[start]

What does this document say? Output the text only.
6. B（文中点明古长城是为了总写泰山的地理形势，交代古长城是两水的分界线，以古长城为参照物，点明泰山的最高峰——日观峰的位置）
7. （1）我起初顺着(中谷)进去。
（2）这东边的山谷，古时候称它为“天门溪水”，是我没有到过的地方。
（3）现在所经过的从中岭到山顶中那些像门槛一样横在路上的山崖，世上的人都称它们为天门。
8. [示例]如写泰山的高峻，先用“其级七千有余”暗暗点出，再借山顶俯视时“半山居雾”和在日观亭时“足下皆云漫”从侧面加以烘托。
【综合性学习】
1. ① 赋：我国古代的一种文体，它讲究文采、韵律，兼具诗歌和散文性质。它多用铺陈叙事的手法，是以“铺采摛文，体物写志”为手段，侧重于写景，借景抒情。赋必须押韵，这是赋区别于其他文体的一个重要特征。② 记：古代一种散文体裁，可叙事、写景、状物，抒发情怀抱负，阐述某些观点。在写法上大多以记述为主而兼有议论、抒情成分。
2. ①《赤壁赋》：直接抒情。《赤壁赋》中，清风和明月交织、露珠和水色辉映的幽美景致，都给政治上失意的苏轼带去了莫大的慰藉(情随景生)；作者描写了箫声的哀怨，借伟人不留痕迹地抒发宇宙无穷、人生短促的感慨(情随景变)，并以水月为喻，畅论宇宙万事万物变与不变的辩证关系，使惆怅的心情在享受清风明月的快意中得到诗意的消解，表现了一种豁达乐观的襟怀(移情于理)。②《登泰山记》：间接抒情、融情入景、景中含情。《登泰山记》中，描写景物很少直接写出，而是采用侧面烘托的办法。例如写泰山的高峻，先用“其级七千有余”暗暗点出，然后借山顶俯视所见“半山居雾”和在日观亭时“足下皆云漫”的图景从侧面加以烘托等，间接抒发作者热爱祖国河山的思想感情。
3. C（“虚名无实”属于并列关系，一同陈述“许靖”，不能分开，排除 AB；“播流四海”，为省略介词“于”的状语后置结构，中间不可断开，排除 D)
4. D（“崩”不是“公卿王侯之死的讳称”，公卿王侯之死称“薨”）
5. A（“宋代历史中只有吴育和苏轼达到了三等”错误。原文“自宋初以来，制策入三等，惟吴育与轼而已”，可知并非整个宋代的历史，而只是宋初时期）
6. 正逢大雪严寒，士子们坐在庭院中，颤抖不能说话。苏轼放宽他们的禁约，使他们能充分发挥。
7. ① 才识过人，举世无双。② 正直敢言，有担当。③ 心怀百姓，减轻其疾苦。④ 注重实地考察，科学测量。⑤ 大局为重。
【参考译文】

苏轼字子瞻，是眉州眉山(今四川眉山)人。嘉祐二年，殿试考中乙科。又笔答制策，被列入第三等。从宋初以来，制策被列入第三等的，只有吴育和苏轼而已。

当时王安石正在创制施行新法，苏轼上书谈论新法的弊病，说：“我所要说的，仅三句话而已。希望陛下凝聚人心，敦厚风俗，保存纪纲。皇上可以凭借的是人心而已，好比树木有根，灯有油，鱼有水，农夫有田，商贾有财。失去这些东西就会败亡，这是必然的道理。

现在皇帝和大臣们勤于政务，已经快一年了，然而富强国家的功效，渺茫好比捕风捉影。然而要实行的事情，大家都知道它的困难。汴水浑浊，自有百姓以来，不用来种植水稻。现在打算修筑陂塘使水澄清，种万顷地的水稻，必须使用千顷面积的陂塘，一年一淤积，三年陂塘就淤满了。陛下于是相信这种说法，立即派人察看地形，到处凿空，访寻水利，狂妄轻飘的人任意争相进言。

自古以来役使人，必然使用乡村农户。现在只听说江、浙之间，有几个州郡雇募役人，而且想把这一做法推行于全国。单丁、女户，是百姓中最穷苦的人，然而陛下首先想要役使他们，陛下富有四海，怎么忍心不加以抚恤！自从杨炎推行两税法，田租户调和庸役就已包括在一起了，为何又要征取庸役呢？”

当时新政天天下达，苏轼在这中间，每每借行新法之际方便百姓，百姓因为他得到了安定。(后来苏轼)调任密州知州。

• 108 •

[end]

### Required work
Say how many lines of the data hold the string "暗暗点出". Reply with the number alone.

### Completed task
2